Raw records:
★ ★ ★ ★

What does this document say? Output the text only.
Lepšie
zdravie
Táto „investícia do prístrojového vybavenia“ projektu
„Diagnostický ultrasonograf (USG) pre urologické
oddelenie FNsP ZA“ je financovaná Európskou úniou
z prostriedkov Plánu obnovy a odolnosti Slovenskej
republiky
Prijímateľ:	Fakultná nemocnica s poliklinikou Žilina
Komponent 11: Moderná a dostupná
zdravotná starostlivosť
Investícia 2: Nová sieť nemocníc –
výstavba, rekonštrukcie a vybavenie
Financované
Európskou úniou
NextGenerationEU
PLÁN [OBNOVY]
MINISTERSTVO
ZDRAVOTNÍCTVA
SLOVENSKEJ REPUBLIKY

★ ★ ★ ★

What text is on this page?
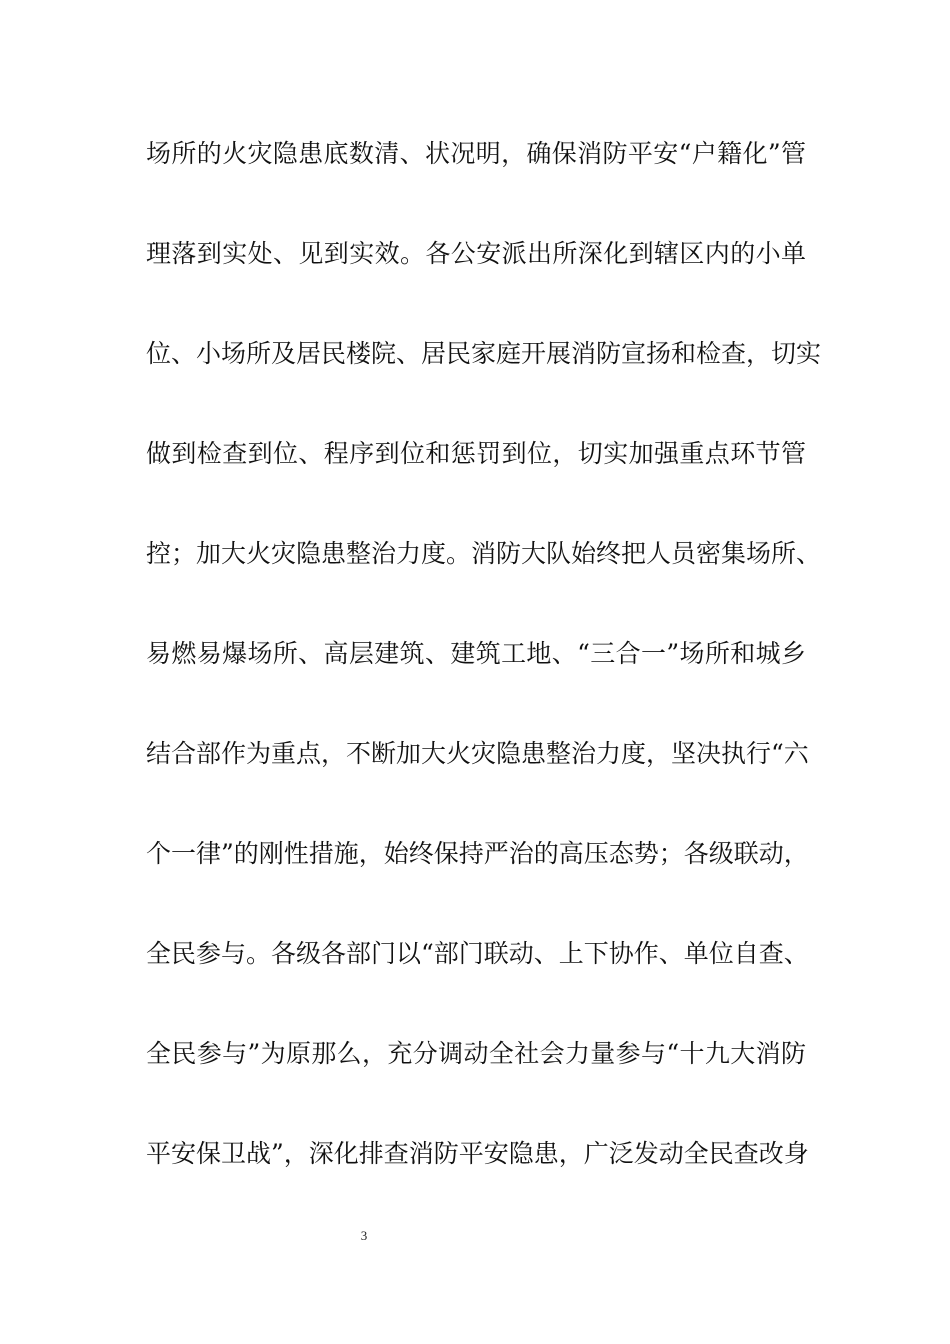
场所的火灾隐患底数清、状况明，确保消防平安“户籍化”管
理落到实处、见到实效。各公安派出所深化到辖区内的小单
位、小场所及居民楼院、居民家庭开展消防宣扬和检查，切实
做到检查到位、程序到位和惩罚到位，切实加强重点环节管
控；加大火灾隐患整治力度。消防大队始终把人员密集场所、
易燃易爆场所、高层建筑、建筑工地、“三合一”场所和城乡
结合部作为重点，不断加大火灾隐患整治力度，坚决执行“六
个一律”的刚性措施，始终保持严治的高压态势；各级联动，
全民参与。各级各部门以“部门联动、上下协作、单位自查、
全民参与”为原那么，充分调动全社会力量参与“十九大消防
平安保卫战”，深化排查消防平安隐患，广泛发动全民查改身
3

★ ★ ★ ★

Job: Find every line in the records above that contains the word "What", and copy each one.

Final result:
What does this document say? Output the text only.
What text is on this page?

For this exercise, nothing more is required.